EXERCISE TASK: Read the records below. Copy each line where the string "Ísland" occurs.
* start RECORDS SUPPLIED *
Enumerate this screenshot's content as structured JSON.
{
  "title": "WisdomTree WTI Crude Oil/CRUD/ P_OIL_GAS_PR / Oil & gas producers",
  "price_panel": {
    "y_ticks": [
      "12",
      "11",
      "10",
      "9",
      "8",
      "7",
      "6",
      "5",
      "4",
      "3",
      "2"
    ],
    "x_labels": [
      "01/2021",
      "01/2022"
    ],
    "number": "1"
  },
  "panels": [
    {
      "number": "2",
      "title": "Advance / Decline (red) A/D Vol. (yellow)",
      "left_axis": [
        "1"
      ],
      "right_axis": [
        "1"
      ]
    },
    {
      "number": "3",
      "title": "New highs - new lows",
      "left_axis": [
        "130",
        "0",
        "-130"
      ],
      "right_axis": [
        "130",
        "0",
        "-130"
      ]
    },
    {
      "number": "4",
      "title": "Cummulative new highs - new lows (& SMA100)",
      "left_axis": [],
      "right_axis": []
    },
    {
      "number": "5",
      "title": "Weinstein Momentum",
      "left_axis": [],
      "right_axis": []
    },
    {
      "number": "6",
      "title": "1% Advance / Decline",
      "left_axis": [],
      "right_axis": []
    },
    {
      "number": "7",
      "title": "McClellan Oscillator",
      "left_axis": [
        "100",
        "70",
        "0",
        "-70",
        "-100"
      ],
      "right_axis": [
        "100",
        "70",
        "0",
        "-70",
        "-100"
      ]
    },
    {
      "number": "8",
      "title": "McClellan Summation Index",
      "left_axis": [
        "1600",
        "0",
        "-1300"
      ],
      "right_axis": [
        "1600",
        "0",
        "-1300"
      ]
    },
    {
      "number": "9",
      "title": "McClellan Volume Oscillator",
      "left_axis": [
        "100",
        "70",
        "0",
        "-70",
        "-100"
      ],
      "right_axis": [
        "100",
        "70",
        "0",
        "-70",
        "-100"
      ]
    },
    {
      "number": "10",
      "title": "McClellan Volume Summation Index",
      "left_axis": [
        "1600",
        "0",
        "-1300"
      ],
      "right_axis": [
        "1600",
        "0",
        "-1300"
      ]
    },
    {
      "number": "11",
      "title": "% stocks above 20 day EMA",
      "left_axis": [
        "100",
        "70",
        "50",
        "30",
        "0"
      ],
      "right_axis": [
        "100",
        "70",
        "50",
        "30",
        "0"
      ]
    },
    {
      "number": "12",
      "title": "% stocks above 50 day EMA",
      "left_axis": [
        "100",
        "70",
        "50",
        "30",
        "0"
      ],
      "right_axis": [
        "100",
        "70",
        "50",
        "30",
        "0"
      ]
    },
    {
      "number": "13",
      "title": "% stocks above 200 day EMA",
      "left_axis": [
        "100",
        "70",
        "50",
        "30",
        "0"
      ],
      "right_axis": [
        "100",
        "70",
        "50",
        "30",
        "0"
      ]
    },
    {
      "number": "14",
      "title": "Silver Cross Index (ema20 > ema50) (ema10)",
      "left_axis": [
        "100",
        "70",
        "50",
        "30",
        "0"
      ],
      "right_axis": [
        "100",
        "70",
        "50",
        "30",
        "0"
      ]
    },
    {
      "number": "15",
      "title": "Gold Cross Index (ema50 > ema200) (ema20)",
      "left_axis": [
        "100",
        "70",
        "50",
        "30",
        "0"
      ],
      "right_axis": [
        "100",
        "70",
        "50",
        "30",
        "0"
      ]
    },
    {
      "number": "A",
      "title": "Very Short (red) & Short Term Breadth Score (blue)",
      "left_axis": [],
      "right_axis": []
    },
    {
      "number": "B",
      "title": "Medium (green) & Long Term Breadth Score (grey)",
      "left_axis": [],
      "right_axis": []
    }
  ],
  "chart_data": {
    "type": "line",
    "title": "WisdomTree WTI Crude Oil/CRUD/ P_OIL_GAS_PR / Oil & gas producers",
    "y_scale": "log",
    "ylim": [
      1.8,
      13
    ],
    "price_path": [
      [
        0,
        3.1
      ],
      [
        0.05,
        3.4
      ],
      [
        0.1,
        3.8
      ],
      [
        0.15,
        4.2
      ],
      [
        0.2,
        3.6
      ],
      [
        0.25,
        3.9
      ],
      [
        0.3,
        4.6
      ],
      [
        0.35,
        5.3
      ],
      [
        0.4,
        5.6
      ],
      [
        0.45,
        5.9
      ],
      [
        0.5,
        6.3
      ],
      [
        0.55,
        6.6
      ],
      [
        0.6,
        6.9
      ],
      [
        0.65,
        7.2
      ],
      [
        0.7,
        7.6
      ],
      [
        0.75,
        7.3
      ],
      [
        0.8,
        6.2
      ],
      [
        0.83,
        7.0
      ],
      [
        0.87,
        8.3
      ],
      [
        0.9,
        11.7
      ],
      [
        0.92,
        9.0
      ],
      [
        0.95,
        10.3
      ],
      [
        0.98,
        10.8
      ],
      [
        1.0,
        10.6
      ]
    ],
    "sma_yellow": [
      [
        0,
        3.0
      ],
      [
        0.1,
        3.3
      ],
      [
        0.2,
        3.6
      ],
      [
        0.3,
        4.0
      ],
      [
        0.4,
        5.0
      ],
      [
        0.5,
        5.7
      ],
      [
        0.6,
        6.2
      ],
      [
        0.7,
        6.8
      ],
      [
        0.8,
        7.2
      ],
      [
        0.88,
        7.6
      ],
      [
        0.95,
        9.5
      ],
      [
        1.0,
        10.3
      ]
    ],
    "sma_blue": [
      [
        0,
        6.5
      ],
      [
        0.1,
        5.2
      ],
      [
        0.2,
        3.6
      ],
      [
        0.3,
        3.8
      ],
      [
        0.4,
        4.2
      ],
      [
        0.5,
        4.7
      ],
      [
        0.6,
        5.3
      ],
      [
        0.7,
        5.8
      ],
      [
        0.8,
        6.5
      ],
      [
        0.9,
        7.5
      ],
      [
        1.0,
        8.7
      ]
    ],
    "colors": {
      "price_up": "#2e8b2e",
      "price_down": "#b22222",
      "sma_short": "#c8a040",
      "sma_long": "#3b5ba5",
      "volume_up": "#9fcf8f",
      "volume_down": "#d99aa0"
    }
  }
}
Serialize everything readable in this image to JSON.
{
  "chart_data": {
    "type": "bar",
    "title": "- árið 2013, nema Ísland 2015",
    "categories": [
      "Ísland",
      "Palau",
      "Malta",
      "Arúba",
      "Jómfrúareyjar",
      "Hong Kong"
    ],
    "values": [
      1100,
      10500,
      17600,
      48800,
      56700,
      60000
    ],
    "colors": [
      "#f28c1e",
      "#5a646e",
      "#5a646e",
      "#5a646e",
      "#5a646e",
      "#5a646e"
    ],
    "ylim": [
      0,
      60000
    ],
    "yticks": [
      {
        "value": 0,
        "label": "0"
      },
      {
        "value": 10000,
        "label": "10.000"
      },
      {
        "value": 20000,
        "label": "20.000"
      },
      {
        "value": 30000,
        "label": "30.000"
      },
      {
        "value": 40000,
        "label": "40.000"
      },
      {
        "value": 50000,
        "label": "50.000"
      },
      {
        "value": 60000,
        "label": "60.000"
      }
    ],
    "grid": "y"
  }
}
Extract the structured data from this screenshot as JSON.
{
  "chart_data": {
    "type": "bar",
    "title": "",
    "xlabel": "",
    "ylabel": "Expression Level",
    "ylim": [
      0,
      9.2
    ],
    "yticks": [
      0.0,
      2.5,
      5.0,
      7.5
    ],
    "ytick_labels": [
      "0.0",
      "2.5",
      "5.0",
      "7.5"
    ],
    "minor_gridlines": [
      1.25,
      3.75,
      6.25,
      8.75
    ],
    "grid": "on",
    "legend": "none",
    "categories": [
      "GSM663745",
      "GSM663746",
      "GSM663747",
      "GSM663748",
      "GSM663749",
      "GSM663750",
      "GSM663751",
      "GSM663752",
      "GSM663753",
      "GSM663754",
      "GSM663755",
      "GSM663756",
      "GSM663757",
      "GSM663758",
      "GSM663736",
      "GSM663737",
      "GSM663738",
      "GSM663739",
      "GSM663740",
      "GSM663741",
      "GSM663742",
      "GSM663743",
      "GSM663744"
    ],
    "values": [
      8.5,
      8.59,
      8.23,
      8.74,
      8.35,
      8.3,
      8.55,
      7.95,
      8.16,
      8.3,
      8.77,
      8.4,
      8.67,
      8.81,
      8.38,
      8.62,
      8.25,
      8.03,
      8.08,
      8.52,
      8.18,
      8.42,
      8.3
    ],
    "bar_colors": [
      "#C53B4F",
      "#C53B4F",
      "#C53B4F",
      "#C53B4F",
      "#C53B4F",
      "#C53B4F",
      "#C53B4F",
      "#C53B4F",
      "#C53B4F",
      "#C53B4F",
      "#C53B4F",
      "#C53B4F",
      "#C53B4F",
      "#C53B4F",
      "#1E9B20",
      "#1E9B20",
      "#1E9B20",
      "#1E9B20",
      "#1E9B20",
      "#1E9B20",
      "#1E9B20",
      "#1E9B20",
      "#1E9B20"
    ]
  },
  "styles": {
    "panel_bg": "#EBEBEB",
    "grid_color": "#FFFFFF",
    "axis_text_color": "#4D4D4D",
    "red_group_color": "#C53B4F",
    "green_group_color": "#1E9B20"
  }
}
* end RECORDS SUPPLIED *
TASK SOLUTION:
    "title": "- árið 2013, nema Ísland 2015",
      "Ísland",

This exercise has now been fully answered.